▶ _GIVEN INSTRUCTION_
Output the material beneath exactly, leaving nothing out.

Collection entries

---+---

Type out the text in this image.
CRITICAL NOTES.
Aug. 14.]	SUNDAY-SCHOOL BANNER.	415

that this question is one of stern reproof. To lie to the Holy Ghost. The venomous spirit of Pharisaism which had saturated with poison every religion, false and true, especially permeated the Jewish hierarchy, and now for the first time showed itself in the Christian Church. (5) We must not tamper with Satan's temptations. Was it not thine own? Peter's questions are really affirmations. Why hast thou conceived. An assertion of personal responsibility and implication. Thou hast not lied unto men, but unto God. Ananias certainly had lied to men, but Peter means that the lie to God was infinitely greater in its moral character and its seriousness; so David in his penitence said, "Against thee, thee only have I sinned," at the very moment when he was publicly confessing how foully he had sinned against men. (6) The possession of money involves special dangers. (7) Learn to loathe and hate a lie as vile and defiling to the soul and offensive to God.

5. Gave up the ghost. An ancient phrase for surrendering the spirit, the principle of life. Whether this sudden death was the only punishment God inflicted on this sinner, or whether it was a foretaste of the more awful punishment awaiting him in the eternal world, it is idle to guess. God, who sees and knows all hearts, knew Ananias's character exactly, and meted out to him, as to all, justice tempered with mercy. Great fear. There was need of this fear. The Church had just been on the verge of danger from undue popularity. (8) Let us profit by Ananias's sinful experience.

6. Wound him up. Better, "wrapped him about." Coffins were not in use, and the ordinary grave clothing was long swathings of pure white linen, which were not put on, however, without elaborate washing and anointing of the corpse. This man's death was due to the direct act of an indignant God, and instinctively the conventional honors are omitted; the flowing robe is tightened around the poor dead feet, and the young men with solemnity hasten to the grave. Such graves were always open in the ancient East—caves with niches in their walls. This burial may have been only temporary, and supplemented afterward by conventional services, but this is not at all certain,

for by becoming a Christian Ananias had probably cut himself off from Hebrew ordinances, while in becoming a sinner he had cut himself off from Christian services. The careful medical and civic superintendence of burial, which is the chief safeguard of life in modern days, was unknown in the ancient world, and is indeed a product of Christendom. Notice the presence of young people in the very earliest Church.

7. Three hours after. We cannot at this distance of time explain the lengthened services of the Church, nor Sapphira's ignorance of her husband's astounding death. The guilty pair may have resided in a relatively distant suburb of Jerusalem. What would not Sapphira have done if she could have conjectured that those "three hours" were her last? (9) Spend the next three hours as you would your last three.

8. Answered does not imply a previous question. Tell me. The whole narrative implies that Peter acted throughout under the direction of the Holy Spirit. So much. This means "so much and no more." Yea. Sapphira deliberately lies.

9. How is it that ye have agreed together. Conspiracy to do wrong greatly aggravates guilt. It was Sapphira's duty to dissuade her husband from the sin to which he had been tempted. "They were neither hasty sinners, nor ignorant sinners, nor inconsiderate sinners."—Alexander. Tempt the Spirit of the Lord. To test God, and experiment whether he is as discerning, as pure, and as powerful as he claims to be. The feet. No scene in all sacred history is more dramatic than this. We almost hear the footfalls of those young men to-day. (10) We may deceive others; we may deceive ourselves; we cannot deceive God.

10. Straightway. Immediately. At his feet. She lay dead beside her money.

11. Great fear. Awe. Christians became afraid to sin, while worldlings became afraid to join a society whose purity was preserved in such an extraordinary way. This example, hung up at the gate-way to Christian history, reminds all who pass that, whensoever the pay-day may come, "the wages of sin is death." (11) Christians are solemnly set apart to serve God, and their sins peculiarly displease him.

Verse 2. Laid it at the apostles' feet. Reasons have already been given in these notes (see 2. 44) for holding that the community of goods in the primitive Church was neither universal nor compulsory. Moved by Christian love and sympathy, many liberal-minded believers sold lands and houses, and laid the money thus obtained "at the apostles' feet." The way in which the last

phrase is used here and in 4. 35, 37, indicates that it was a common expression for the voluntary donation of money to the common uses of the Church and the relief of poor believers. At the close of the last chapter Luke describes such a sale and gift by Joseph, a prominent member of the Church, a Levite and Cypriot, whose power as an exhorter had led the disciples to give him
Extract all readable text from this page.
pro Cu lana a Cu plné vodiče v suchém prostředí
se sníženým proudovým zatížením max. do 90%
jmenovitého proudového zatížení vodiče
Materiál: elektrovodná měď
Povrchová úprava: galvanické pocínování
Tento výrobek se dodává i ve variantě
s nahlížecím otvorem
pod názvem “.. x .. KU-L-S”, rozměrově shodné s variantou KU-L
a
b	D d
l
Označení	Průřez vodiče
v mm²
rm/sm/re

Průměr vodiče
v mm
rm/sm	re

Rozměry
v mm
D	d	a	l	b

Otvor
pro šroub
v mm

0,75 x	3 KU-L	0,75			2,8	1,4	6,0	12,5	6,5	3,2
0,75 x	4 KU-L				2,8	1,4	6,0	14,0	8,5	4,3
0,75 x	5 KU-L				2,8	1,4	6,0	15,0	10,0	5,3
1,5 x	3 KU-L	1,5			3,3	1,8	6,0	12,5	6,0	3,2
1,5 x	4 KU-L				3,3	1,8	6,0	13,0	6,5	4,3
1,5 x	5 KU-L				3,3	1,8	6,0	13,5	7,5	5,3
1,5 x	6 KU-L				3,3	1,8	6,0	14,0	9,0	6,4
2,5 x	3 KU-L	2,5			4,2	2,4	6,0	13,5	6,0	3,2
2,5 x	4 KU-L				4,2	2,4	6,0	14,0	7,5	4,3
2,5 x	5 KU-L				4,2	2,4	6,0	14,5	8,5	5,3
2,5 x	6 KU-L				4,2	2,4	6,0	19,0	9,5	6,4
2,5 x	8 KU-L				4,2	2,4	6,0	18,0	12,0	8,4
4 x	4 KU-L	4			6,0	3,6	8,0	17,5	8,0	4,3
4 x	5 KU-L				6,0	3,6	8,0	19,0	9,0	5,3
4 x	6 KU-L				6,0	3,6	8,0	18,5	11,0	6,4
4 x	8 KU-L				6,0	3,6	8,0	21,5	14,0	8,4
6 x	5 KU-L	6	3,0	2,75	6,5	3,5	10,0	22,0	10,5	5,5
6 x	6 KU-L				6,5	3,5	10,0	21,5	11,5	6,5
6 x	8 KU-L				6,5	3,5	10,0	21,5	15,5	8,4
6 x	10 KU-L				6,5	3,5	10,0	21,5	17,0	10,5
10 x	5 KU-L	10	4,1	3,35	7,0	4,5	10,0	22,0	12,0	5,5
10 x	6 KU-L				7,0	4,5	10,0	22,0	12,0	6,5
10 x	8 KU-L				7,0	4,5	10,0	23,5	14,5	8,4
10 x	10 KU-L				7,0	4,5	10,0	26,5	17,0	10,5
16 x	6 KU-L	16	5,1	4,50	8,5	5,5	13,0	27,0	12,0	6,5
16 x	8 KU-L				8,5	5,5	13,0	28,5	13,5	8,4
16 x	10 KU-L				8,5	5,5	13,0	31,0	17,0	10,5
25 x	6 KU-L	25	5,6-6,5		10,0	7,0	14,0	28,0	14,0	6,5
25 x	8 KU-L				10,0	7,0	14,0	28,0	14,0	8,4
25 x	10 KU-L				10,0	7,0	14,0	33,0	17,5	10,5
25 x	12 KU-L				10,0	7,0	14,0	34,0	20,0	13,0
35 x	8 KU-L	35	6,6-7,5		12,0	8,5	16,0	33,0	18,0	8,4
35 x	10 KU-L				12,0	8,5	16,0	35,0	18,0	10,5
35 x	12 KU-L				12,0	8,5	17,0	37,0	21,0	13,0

---+---

▶ _EXPECTED ANSWER_
Type out the text in this image.
CRITICAL NOTES.
Aug. 14.]	SUNDAY-SCHOOL BANNER.	415

that this question is one of stern reproof. To lie to the Holy Ghost. The venomous spirit of Pharisaism which had saturated with poison every religion, false and true, especially permeated the Jewish hierarchy, and now for the first time showed itself in the Christian Church. (5) We must not tamper with Satan's temptations. Was it not thine own? Peter's questions are really affirmations. Why hast thou conceived. An assertion of personal responsibility and implication. Thou hast not lied unto men, but unto God. Ananias certainly had lied to men, but Peter means that the lie to God was infinitely greater in its moral character and its seriousness; so David in his penitence said, "Against thee, thee only have I sinned," at the very moment when he was publicly confessing how foully he had sinned against men. (6) The possession of money involves special dangers. (7) Learn to loathe and hate a lie as vile and defiling to the soul and offensive to God.

5. Gave up the ghost. An ancient phrase for surrendering the spirit, the principle of life. Whether this sudden death was the only punishment God inflicted on this sinner, or whether it was a foretaste of the more awful punishment awaiting him in the eternal world, it is idle to guess. God, who sees and knows all hearts, knew Ananias's character exactly, and meted out to him, as to all, justice tempered with mercy. Great fear. There was need of this fear. The Church had just been on the verge of danger from undue popularity. (8) Let us profit by Ananias's sinful experience.

6. Wound him up. Better, "wrapped him about." Coffins were not in use, and the ordinary grave clothing was long swathings of pure white linen, which were not put on, however, without elaborate washing and anointing of the corpse. This man's death was due to the direct act of an indignant God, and instinctively the conventional honors are omitted; the flowing robe is tightened around the poor dead feet, and the young men with solemnity hasten to the grave. Such graves were always open in the ancient East—caves with niches in their walls. This burial may have been only temporary, and supplemented afterward by conventional services, but this is not at all certain,

for by becoming a Christian Ananias had probably cut himself off from Hebrew ordinances, while in becoming a sinner he had cut himself off from Christian services. The careful medical and civic superintendence of burial, which is the chief safeguard of life in modern days, was unknown in the ancient world, and is indeed a product of Christendom. Notice the presence of young people in the very earliest Church.

7. Three hours after. We cannot at this distance of time explain the lengthened services of the Church, nor Sapphira's ignorance of her husband's astounding death. The guilty pair may have resided in a relatively distant suburb of Jerusalem. What would not Sapphira have done if she could have conjectured that those "three hours" were her last? (9) Spend the next three hours as you would your last three.

8. Answered does not imply a previous question. Tell me. The whole narrative implies that Peter acted throughout under the direction of the Holy Spirit. So much. This means "so much and no more." Yea. Sapphira deliberately lies.

9. How is it that ye have agreed together. Conspiracy to do wrong greatly aggravates guilt. It was Sapphira's duty to dissuade her husband from the sin to which he had been tempted. "They were neither hasty sinners, nor ignorant sinners, nor inconsiderate sinners."—Alexander. Tempt the Spirit of the Lord. To test God, and experiment whether he is as discerning, as pure, and as powerful as he claims to be. The feet. No scene in all sacred history is more dramatic than this. We almost hear the footfalls of those young men to-day. (10) We may deceive others; we may deceive ourselves; we cannot deceive God.

10. Straightway. Immediately. At his feet. She lay dead beside her money.

11. Great fear. Awe. Christians became afraid to sin, while worldlings became afraid to join a society whose purity was preserved in such an extraordinary way. This example, hung up at the gate-way to Christian history, reminds all who pass that, whensoever the pay-day may come, "the wages of sin is death." (11) Christians are solemnly set apart to serve God, and their sins peculiarly displease him.

Verse 2. Laid it at the apostles' feet. Reasons have already been given in these notes (see 2. 44) for holding that the community of goods in the primitive Church was neither universal nor compulsory. Moved by Christian love and sympathy, many liberal-minded believers sold lands and houses, and laid the money thus obtained "at the apostles' feet." The way in which the last

phrase is used here and in 4. 35, 37, indicates that it was a common expression for the voluntary donation of money to the common uses of the Church and the relief of poor believers. At the close of the last chapter Luke describes such a sale and gift by Joseph, a prominent member of the Church, a Levite and Cypriot, whose power as an exhorter had led the disciples to give him
Extract all readable text from this page.
pro Cu lana a Cu plné vodiče v suchém prostředí
se sníženým proudovým zatížením max. do 90%
jmenovitého proudového zatížení vodiče
Materiál: elektrovodná měď
Povrchová úprava: galvanické pocínování
Tento výrobek se dodává i ve variantě
s nahlížecím otvorem
pod názvem “.. x .. KU-L-S”, rozměrově shodné s variantou KU-L
a
b	D d
l
Označení	Průřez vodiče
v mm²
rm/sm/re

Průměr vodiče
v mm
rm/sm	re

Rozměry
v mm
D	d	a	l	b

Otvor
pro šroub
v mm

0,75 x	3 KU-L	0,75			2,8	1,4	6,0	12,5	6,5	3,2
0,75 x	4 KU-L				2,8	1,4	6,0	14,0	8,5	4,3
0,75 x	5 KU-L				2,8	1,4	6,0	15,0	10,0	5,3
1,5 x	3 KU-L	1,5			3,3	1,8	6,0	12,5	6,0	3,2
1,5 x	4 KU-L				3,3	1,8	6,0	13,0	6,5	4,3
1,5 x	5 KU-L				3,3	1,8	6,0	13,5	7,5	5,3
1,5 x	6 KU-L				3,3	1,8	6,0	14,0	9,0	6,4
2,5 x	3 KU-L	2,5			4,2	2,4	6,0	13,5	6,0	3,2
2,5 x	4 KU-L				4,2	2,4	6,0	14,0	7,5	4,3
2,5 x	5 KU-L				4,2	2,4	6,0	14,5	8,5	5,3
2,5 x	6 KU-L				4,2	2,4	6,0	19,0	9,5	6,4
2,5 x	8 KU-L				4,2	2,4	6,0	18,0	12,0	8,4
4 x	4 KU-L	4			6,0	3,6	8,0	17,5	8,0	4,3
4 x	5 KU-L				6,0	3,6	8,0	19,0	9,0	5,3
4 x	6 KU-L				6,0	3,6	8,0	18,5	11,0	6,4
4 x	8 KU-L				6,0	3,6	8,0	21,5	14,0	8,4
6 x	5 KU-L	6	3,0	2,75	6,5	3,5	10,0	22,0	10,5	5,5
6 x	6 KU-L				6,5	3,5	10,0	21,5	11,5	6,5
6 x	8 KU-L				6,5	3,5	10,0	21,5	15,5	8,4
6 x	10 KU-L				6,5	3,5	10,0	21,5	17,0	10,5
10 x	5 KU-L	10	4,1	3,35	7,0	4,5	10,0	22,0	12,0	5,5
10 x	6 KU-L				7,0	4,5	10,0	22,0	12,0	6,5
10 x	8 KU-L				7,0	4,5	10,0	23,5	14,5	8,4
10 x	10 KU-L				7,0	4,5	10,0	26,5	17,0	10,5
16 x	6 KU-L	16	5,1	4,50	8,5	5,5	13,0	27,0	12,0	6,5
16 x	8 KU-L				8,5	5,5	13,0	28,5	13,5	8,4
16 x	10 KU-L				8,5	5,5	13,0	31,0	17,0	10,5
25 x	6 KU-L	25	5,6-6,5		10,0	7,0	14,0	28,0	14,0	6,5
25 x	8 KU-L				10,0	7,0	14,0	28,0	14,0	8,4
25 x	10 KU-L				10,0	7,0	14,0	33,0	17,5	10,5
25 x	12 KU-L				10,0	7,0	14,0	34,0	20,0	13,0
35 x	8 KU-L	35	6,6-7,5		12,0	8,5	16,0	33,0	18,0	8,4
35 x	10 KU-L				12,0	8,5	16,0	35,0	18,0	10,5
35 x	12 KU-L				12,0	8,5	17,0	37,0	21,0	13,0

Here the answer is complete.